━━ Excerpted records ━━
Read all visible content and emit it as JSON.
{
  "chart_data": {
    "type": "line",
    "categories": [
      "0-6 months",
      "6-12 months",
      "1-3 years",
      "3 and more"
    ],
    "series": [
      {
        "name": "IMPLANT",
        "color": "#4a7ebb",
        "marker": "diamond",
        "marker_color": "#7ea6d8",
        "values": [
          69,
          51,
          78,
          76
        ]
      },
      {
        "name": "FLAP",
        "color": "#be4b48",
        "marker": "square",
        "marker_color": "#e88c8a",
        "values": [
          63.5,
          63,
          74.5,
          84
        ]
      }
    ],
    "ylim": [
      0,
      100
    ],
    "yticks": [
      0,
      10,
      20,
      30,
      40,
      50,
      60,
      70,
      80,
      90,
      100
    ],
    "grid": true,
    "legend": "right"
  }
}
━━━
## Exercise description
Repeat the material above exactly.

## Full answer
Read all visible content and emit it as JSON.
{
  "chart_data": {
    "type": "line",
    "categories": [
      "0-6 months",
      "6-12 months",
      "1-3 years",
      "3 and more"
    ],
    "series": [
      {
        "name": "IMPLANT",
        "color": "#4a7ebb",
        "marker": "diamond",
        "marker_color": "#7ea6d8",
        "values": [
          69,
          51,
          78,
          76
        ]
      },
      {
        "name": "FLAP",
        "color": "#be4b48",
        "marker": "square",
        "marker_color": "#e88c8a",
        "values": [
          63.5,
          63,
          74.5,
          84
        ]
      }
    ],
    "ylim": [
      0,
      100
    ],
    "yticks": [
      0,
      10,
      20,
      30,
      40,
      50,
      60,
      70,
      80,
      90,
      100
    ],
    "grid": true,
    "legend": "right"
  }
}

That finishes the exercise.